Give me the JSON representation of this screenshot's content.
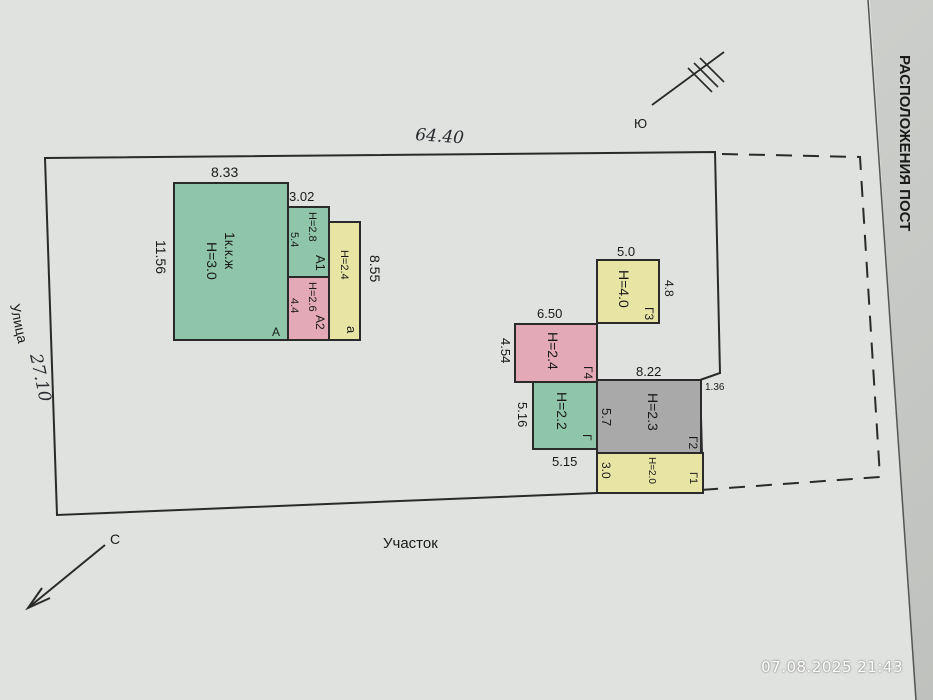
{
  "header": {
    "title_fragment": "РАСПОЛОЖЕНИЯ ПОСТ"
  },
  "plot": {
    "length_label": "64.40",
    "width_label": "27.10",
    "street_label": "Улица",
    "bottom_label": "Участок"
  },
  "compass": {
    "north": "С",
    "south": "Ю"
  },
  "main_house": {
    "label": "1к.к.ж",
    "height": "Н=3.0",
    "letter": "А",
    "width": "8.33",
    "depth": "11.56"
  },
  "ext_a1": {
    "height": "Н=2.8",
    "letter": "А1",
    "width": "3.02",
    "depth": "5.4"
  },
  "ext_a2": {
    "height": "Н=2.6",
    "letter": "А2",
    "depth": "4.4"
  },
  "ext_a": {
    "height": "Н=2.4",
    "letter": "а",
    "depth": "8.55"
  },
  "g3": {
    "height": "Н=4.0",
    "letter": "Г3",
    "width": "5.0",
    "depth": "4.8"
  },
  "g4": {
    "height": "Н=2.4",
    "letter": "Г4",
    "width": "6.50",
    "depth": "4.54"
  },
  "g_green": {
    "height": "Н=2.2",
    "letter": "Г",
    "width": "5.15",
    "depth": "5.16"
  },
  "g2": {
    "height": "Н=2.3",
    "letter": "Г2",
    "width": "8.22",
    "depth": "5.7",
    "offset": "1.36"
  },
  "g1": {
    "height": "Н=2.0",
    "letter": "Г1",
    "depth": "3.0"
  },
  "timestamp": "07.08.2025  21:43",
  "colors": {
    "green": "#8fc6a9",
    "pink": "#e3a9b6",
    "yellow": "#e8e4a4",
    "gray": "#a9a9a9",
    "ink": "#2a2a2a"
  }
}
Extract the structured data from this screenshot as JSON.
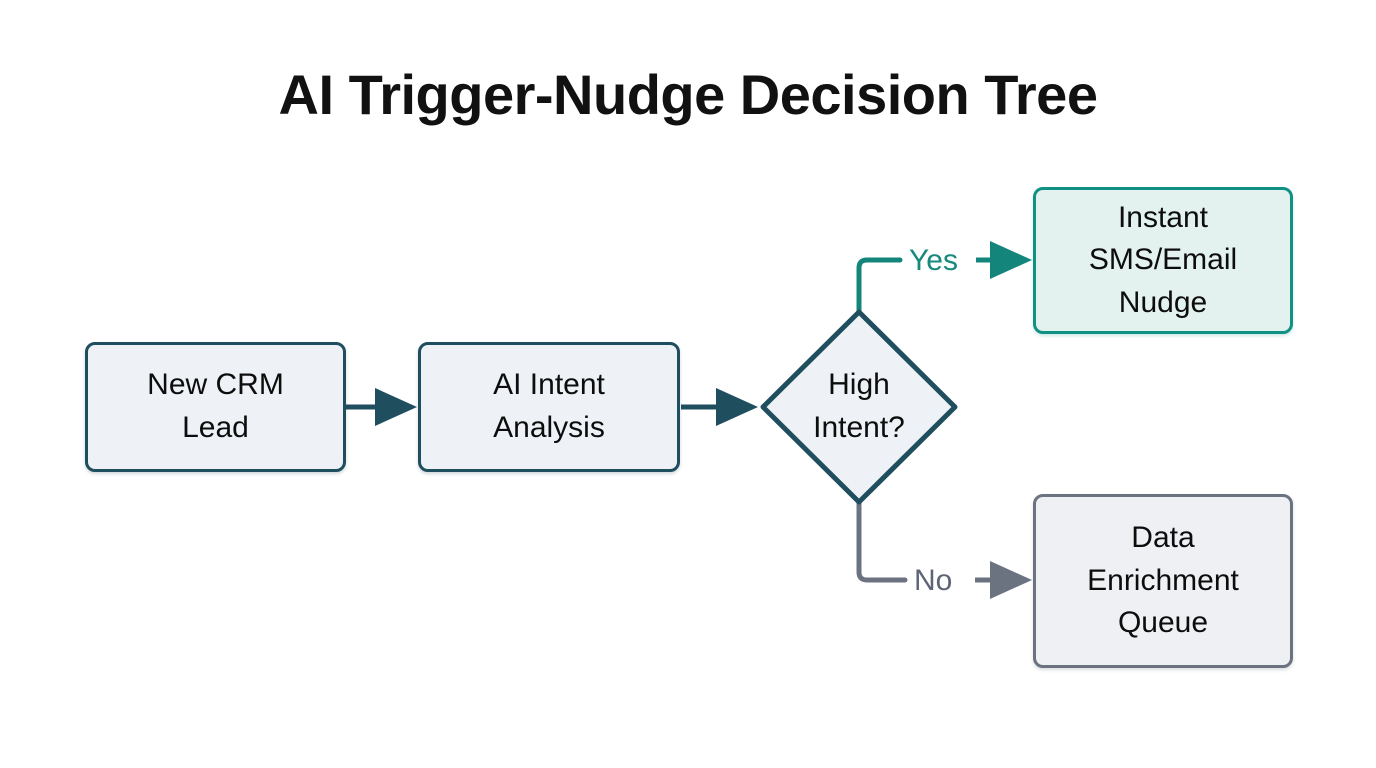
{
  "page": {
    "title": "AI Trigger-Nudge Decision Tree",
    "background_color": "#ffffff"
  },
  "chart_data": {
    "type": "diagram",
    "diagram_kind": "flowchart",
    "title": "AI Trigger-Nudge Decision Tree",
    "orientation": "left-to-right",
    "nodes": [
      {
        "id": "new-crm-lead",
        "label": "New CRM\nLead",
        "shape": "rounded-rectangle",
        "style": "process",
        "fill": "#eef2f6",
        "stroke": "#1f4e5f"
      },
      {
        "id": "ai-intent-analysis",
        "label": "AI Intent\nAnalysis",
        "shape": "rounded-rectangle",
        "style": "process",
        "fill": "#eef2f6",
        "stroke": "#1f4e5f"
      },
      {
        "id": "high-intent",
        "label": "High\nIntent?",
        "shape": "diamond",
        "style": "decision",
        "fill": "#eef2f6",
        "stroke": "#1f4e5f"
      },
      {
        "id": "instant-sms-email-nudge",
        "label": "Instant\nSMS/Email\nNudge",
        "shape": "rounded-rectangle",
        "style": "success",
        "fill": "#e3f2ee",
        "stroke": "#109184"
      },
      {
        "id": "data-enrichment-queue",
        "label": "Data\nEnrichment\nQueue",
        "shape": "rounded-rectangle",
        "style": "neutral",
        "fill": "#eef0f3",
        "stroke": "#6b7280"
      }
    ],
    "edges": [
      {
        "from": "new-crm-lead",
        "to": "ai-intent-analysis",
        "label": "",
        "color": "#1f4e5f"
      },
      {
        "from": "ai-intent-analysis",
        "to": "high-intent",
        "label": "",
        "color": "#1f4e5f"
      },
      {
        "from": "high-intent",
        "to": "instant-sms-email-nudge",
        "label": "Yes",
        "color": "#17897c"
      },
      {
        "from": "high-intent",
        "to": "data-enrichment-queue",
        "label": "No",
        "color": "#6b7280"
      }
    ]
  },
  "nodes": {
    "new_crm_lead": {
      "label": "New CRM\nLead"
    },
    "ai_intent_analysis": {
      "label": "AI Intent\nAnalysis"
    },
    "high_intent": {
      "label": "High\nIntent?"
    },
    "instant_nudge": {
      "label": "Instant\nSMS/Email\nNudge"
    },
    "data_enrichment": {
      "label": "Data\nEnrichment\nQueue"
    }
  },
  "edge_labels": {
    "yes": "Yes",
    "no": "No"
  },
  "colors": {
    "process_stroke": "#1f4e5f",
    "process_fill": "#eef2f6",
    "success_stroke": "#109184",
    "success_fill": "#e3f2ee",
    "neutral_stroke": "#6b7280",
    "neutral_fill": "#eef0f3",
    "yes_label": "#17897c",
    "no_label": "#5d6575",
    "title": "#111111"
  }
}
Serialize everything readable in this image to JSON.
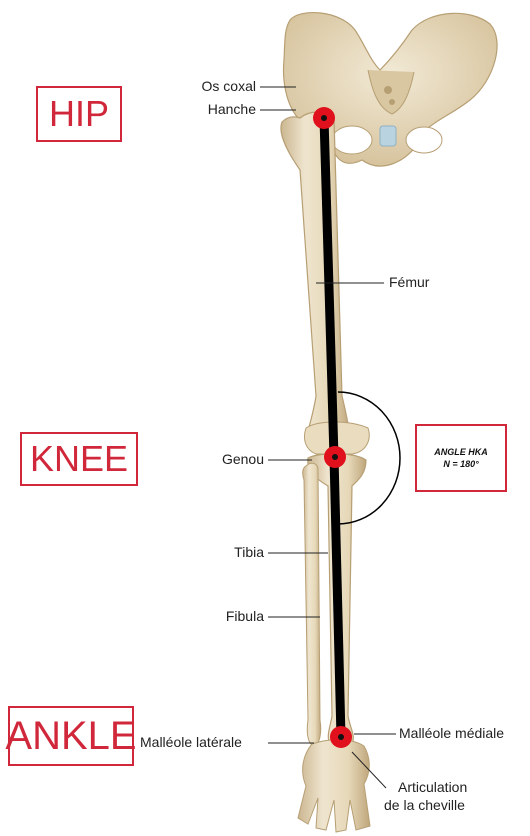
{
  "labels": {
    "hip": "HIP",
    "knee": "KNEE",
    "ankle": "ANKLE",
    "angle_title": "ANGLE HKA",
    "angle_value": "N = 180°"
  },
  "anatomy": {
    "os_coxal": "Os coxal",
    "hanche": "Hanche",
    "femur": "Fémur",
    "genou": "Genou",
    "tibia": "Tibia",
    "fibula": "Fibula",
    "malleole_laterale": "Malléole latérale",
    "malleole_mediale": "Malléole médiale",
    "articulation_line1": "Articulation",
    "articulation_line2": "de la cheville"
  },
  "colors": {
    "label_red": "#d0283a",
    "point_red": "#e0101c",
    "axis_black": "#000000",
    "bone": "#e8dcc0",
    "bone_shadow": "#c9b48e"
  }
}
--- --- ---
Of all the lines in the listing above, how many contain the word "Malléole"? Answer with the number alone.

## [Solution]
2